• [TASK BRIEF]: Count the lines in the data below where the string "avez" occurs, please, and give the number alone.

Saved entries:
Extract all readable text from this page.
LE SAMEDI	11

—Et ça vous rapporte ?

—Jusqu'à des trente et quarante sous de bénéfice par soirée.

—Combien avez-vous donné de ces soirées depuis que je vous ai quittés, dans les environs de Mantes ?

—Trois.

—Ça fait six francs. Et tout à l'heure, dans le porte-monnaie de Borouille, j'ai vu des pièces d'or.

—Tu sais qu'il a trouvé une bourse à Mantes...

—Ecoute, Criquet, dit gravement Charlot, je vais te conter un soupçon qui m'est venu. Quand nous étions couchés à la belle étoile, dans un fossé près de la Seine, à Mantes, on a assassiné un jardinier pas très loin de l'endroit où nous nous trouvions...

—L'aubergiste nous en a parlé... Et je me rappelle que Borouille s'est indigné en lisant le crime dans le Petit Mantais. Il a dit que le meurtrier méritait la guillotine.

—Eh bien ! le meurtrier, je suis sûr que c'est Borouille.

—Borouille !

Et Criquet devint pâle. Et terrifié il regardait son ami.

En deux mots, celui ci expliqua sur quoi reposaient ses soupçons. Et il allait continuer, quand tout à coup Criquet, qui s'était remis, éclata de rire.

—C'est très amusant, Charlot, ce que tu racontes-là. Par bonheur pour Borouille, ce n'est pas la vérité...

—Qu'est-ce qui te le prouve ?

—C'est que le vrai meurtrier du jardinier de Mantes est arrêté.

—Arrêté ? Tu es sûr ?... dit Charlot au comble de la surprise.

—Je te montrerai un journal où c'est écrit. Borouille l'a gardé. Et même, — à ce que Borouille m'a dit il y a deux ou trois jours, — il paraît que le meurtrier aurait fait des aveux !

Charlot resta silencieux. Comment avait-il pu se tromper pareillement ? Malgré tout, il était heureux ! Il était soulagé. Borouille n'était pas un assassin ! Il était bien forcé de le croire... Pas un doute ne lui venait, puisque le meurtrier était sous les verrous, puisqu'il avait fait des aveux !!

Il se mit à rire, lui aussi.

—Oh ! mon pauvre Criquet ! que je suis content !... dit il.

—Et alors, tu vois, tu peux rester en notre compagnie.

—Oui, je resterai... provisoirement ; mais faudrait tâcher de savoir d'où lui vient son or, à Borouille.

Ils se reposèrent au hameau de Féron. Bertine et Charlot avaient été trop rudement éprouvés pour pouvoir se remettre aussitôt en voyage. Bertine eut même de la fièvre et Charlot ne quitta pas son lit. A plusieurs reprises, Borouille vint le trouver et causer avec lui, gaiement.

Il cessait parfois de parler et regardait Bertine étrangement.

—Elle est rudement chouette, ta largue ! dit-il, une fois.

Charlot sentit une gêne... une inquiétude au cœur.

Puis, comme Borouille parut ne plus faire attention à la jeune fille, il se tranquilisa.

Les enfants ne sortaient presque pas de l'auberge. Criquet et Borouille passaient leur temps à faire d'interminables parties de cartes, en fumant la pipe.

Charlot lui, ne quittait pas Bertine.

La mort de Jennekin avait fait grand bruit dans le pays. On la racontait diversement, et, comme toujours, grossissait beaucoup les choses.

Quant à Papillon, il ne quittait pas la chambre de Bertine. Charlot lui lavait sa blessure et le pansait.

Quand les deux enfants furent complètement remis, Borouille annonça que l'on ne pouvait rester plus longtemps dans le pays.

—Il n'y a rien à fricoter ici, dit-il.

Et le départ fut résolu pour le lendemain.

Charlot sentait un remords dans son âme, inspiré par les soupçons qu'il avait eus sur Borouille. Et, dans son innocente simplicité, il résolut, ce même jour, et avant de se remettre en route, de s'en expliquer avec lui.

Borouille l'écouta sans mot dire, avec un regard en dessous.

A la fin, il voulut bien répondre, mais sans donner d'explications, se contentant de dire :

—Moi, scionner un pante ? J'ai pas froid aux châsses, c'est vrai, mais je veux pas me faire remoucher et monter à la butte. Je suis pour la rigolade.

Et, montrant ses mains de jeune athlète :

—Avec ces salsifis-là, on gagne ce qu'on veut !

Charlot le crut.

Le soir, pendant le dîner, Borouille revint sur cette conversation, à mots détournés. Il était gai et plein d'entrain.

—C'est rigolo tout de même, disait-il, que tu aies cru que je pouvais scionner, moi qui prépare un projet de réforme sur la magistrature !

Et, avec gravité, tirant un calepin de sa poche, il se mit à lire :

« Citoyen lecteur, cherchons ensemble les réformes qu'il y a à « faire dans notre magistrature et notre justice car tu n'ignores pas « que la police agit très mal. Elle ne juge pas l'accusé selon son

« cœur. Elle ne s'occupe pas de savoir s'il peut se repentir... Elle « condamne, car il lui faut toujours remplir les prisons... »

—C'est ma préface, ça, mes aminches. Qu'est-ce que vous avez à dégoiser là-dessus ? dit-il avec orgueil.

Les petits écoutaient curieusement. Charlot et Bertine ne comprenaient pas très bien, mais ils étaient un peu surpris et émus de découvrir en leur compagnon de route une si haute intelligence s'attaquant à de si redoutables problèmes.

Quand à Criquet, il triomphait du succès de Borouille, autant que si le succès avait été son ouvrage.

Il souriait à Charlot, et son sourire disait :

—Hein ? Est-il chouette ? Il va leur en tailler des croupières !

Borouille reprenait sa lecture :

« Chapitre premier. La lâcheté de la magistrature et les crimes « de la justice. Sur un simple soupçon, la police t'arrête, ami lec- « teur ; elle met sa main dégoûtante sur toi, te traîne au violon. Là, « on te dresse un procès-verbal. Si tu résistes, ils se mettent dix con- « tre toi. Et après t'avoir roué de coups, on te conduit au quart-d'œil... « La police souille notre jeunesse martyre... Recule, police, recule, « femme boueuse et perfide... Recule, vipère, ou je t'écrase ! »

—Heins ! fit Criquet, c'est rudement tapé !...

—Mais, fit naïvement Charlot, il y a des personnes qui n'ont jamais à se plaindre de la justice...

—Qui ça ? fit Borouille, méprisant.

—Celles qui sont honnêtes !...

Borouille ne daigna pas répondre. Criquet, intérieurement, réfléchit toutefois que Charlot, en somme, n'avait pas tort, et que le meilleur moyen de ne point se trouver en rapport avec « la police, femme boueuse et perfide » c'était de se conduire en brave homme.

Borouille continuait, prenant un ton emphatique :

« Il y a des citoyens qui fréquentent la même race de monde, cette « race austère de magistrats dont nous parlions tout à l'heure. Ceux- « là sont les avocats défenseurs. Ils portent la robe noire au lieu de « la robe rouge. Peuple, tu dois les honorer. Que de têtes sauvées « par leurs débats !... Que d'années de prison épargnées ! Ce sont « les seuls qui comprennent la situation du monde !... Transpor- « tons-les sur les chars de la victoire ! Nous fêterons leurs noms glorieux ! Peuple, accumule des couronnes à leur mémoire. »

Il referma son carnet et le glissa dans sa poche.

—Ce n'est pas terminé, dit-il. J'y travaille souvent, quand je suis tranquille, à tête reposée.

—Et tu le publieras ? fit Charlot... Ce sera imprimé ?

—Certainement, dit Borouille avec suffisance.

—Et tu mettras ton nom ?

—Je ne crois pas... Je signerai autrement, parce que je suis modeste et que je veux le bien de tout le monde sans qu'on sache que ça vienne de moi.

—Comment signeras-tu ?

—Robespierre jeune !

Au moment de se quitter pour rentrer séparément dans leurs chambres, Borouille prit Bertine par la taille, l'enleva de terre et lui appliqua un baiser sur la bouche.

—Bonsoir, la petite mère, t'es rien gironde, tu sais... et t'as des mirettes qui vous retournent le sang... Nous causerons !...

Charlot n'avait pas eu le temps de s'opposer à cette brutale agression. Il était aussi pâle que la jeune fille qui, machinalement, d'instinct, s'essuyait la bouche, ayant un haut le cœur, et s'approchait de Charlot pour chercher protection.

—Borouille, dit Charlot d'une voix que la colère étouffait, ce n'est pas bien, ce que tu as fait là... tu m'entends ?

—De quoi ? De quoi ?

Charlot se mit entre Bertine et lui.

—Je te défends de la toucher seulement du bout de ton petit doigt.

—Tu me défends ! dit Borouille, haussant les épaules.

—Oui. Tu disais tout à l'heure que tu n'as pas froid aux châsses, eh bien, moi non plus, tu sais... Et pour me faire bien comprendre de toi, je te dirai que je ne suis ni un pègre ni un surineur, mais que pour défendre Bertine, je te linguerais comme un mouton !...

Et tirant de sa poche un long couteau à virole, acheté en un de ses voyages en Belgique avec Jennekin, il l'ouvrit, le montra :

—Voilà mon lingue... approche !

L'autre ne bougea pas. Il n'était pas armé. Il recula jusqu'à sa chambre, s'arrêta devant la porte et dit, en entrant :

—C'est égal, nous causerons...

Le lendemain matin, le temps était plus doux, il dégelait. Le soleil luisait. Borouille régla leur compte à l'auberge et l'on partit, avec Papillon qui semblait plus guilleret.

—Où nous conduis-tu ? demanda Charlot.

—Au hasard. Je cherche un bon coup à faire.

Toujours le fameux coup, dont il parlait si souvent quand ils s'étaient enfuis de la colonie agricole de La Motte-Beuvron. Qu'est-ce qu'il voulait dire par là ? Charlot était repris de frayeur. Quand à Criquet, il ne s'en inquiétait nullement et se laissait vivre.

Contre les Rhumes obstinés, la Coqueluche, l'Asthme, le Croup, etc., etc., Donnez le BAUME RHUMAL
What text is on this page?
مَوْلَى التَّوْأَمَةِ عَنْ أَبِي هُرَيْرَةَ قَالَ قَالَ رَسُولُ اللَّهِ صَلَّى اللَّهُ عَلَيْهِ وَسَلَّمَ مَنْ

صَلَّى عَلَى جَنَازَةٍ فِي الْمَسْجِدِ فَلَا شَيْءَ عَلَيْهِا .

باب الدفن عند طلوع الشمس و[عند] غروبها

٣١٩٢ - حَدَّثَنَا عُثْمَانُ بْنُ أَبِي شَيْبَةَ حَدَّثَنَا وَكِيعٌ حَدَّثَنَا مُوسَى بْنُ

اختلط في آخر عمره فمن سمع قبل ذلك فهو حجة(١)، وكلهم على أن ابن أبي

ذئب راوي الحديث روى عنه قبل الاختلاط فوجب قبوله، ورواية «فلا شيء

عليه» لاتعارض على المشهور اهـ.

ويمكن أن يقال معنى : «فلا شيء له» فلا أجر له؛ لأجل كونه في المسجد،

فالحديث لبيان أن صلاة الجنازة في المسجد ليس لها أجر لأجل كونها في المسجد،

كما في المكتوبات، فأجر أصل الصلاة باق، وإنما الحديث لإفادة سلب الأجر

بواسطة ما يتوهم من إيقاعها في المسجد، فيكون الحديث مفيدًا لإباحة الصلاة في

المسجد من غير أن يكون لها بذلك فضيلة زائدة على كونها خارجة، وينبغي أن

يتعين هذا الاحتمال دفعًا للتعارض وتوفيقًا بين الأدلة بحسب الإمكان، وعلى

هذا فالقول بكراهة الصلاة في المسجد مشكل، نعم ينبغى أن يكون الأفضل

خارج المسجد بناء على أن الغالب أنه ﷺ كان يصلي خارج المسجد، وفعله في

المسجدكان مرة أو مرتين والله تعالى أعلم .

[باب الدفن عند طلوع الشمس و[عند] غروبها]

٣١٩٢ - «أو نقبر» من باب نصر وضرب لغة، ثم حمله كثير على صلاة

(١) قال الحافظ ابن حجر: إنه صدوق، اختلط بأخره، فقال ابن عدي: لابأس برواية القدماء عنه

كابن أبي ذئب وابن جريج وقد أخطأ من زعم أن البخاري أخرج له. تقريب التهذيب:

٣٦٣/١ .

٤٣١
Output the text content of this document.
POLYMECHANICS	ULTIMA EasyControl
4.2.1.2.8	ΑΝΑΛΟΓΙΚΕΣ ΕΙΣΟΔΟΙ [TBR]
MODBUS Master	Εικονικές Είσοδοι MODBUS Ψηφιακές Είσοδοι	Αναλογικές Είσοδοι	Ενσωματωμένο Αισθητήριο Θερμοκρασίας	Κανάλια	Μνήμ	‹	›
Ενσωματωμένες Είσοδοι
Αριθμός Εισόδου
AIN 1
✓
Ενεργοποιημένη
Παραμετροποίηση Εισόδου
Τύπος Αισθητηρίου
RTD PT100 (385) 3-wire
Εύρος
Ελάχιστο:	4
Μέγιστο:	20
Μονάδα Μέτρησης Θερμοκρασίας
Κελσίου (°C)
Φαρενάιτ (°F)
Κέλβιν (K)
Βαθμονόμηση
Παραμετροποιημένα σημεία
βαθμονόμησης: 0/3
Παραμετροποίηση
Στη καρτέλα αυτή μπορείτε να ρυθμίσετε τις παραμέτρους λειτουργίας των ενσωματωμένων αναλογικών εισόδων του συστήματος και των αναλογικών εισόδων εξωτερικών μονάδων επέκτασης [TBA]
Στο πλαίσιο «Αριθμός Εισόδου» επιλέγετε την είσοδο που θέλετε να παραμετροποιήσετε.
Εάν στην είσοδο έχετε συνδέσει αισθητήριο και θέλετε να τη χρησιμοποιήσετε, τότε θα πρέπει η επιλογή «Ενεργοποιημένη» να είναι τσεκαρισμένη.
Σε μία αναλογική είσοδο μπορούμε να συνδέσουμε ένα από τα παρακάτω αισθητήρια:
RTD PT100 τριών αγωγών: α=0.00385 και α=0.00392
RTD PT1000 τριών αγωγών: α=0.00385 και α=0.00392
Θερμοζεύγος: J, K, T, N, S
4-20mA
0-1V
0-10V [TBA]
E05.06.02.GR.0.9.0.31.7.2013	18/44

• [FULL RESPONSE]: 2